Excerpt from a dataset:
——————

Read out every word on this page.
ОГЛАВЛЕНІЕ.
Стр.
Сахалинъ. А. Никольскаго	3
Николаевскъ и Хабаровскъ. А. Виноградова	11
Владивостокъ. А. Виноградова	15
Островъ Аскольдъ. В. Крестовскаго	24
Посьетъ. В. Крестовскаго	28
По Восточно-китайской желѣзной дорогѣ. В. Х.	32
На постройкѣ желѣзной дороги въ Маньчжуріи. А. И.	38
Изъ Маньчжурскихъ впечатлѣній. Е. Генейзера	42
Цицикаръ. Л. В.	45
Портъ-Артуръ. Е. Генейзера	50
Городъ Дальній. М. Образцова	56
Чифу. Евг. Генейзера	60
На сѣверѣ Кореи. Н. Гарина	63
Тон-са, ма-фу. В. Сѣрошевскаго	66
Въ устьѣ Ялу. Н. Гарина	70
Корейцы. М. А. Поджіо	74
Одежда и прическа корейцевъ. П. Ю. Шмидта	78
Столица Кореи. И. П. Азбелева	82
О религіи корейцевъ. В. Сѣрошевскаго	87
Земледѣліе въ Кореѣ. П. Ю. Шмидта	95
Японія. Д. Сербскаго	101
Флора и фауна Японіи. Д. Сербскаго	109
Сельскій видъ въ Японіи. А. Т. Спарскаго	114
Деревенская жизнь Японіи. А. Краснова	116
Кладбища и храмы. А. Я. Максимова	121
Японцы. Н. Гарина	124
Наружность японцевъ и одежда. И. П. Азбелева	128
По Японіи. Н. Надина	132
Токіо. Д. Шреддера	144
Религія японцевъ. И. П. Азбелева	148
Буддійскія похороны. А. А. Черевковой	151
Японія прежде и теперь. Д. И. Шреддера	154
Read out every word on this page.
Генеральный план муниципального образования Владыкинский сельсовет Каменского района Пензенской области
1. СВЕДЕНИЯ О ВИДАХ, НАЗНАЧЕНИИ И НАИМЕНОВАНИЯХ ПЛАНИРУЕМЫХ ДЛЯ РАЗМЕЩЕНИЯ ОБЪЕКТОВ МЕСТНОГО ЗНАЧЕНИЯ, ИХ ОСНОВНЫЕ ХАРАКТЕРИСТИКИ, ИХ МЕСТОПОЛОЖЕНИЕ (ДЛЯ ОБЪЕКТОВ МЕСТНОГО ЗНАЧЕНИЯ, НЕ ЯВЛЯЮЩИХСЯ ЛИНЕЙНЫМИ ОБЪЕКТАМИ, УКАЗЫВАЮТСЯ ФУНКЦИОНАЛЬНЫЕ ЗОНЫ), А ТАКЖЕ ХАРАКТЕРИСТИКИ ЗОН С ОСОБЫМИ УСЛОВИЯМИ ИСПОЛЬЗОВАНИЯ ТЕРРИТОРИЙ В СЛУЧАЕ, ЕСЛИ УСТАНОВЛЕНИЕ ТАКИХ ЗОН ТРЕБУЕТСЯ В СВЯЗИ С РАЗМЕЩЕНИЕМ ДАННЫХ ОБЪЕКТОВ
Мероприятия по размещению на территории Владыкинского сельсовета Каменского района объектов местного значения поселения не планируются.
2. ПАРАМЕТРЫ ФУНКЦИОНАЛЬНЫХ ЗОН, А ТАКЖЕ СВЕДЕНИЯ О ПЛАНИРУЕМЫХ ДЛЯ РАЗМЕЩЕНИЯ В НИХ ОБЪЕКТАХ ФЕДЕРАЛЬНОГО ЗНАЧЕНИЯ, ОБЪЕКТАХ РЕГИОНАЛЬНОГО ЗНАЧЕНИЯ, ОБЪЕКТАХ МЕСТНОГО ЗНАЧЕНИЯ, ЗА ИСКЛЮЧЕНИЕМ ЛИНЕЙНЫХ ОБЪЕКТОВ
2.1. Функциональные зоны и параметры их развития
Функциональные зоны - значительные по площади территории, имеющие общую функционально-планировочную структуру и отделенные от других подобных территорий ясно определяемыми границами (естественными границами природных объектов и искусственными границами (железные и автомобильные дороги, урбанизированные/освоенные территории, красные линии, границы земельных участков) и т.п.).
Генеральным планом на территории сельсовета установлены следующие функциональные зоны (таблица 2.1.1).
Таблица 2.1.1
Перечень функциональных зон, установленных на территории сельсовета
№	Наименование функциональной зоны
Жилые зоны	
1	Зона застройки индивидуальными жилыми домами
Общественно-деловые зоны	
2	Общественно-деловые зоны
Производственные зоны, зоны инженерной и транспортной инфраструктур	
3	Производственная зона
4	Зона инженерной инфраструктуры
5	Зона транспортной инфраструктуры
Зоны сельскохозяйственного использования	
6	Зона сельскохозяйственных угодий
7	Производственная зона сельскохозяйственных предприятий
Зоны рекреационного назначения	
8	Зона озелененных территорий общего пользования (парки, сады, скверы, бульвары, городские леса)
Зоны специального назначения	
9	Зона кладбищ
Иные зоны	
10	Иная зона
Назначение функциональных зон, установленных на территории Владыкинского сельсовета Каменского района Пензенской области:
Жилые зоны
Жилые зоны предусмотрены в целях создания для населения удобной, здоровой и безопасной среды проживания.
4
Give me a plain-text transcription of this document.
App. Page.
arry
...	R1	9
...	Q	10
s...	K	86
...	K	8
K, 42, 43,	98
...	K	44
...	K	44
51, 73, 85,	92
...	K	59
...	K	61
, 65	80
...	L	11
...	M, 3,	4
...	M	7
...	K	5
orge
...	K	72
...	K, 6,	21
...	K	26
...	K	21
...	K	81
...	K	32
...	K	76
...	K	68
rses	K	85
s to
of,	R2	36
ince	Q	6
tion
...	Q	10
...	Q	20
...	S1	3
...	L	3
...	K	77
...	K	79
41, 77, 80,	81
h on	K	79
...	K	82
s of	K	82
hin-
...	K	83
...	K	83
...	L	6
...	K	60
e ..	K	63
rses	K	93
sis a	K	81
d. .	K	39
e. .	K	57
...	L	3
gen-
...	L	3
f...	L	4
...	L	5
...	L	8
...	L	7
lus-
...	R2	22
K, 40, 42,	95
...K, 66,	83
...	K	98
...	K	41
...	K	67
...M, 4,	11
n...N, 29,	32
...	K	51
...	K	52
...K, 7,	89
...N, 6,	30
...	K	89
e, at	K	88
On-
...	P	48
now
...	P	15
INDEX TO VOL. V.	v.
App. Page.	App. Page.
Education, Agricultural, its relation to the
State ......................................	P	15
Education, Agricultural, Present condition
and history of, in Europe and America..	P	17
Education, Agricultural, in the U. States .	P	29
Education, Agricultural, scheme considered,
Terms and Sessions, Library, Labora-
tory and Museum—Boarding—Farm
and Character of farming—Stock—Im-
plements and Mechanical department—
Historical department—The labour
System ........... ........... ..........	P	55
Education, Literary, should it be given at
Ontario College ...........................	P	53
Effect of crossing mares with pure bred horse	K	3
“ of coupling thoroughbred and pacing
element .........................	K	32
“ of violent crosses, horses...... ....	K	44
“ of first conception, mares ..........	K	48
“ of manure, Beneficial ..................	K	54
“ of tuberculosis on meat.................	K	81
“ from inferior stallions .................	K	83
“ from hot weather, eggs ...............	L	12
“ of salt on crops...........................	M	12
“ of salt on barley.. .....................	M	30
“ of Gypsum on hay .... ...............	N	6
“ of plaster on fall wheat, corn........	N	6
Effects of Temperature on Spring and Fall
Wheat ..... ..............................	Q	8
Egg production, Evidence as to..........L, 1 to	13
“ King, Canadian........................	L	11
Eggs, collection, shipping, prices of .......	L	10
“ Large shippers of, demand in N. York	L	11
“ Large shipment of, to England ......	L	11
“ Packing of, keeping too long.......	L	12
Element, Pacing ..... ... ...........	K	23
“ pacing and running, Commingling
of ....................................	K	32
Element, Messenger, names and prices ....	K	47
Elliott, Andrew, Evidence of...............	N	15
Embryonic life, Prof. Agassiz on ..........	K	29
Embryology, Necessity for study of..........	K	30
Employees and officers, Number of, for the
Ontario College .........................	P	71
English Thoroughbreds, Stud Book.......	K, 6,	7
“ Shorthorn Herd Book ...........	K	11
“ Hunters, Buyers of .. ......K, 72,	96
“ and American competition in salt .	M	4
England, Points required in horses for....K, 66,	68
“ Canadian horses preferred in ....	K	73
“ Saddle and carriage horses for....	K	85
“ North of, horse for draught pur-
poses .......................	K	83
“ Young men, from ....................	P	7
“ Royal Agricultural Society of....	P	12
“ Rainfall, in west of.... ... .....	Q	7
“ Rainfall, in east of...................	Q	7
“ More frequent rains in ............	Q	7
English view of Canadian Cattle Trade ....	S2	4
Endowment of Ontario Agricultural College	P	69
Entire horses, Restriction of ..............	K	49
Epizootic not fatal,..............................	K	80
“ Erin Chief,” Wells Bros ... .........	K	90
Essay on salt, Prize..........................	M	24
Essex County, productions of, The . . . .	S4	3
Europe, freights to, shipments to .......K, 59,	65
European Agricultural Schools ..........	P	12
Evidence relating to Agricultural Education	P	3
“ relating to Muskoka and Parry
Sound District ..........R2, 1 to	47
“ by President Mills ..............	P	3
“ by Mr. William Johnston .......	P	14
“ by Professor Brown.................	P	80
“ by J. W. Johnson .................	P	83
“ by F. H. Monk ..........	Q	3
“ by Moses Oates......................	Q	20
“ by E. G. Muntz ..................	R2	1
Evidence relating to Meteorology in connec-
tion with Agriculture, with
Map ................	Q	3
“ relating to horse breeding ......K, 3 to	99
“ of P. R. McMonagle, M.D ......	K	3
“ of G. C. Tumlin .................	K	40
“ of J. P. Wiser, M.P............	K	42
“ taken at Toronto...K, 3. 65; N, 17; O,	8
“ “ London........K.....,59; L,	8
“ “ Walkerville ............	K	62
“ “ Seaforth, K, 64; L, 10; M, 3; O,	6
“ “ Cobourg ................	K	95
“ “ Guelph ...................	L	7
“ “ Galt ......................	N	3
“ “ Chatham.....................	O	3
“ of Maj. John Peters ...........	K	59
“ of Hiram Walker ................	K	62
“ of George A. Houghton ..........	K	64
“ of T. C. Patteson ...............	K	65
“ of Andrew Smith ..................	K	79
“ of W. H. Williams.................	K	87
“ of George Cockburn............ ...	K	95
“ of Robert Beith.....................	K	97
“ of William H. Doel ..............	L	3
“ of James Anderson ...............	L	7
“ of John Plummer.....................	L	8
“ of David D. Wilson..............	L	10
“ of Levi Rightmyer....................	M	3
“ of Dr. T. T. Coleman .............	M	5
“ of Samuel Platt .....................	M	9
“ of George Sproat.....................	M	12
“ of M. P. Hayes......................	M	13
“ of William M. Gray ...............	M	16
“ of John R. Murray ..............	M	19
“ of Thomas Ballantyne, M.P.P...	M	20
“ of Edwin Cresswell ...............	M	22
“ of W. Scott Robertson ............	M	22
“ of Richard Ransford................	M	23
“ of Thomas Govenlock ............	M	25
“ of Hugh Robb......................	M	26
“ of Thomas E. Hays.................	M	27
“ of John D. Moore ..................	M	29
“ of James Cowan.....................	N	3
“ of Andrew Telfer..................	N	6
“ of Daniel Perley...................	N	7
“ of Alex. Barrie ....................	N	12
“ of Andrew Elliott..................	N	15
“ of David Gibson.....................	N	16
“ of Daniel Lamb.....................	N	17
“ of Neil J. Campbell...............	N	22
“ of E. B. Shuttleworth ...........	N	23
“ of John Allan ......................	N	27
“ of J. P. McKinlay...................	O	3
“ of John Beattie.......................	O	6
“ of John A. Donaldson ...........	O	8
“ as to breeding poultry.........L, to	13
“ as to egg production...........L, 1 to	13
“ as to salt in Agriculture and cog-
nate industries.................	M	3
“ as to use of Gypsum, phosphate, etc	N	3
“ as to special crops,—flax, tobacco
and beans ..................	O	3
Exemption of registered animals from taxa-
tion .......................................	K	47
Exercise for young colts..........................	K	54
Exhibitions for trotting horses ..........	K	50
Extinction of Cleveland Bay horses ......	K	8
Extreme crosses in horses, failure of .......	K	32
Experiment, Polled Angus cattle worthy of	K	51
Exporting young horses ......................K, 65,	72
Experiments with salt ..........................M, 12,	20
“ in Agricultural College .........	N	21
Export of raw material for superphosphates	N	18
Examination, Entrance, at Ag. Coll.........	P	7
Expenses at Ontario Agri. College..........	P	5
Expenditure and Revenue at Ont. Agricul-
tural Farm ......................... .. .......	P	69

——————

-- Exercise details --
Go through the entries and return each line where the word "crops" appears.

-- The result --
“ of salt on crops...........................	M	12
“ as to special crops,—flax, tobacco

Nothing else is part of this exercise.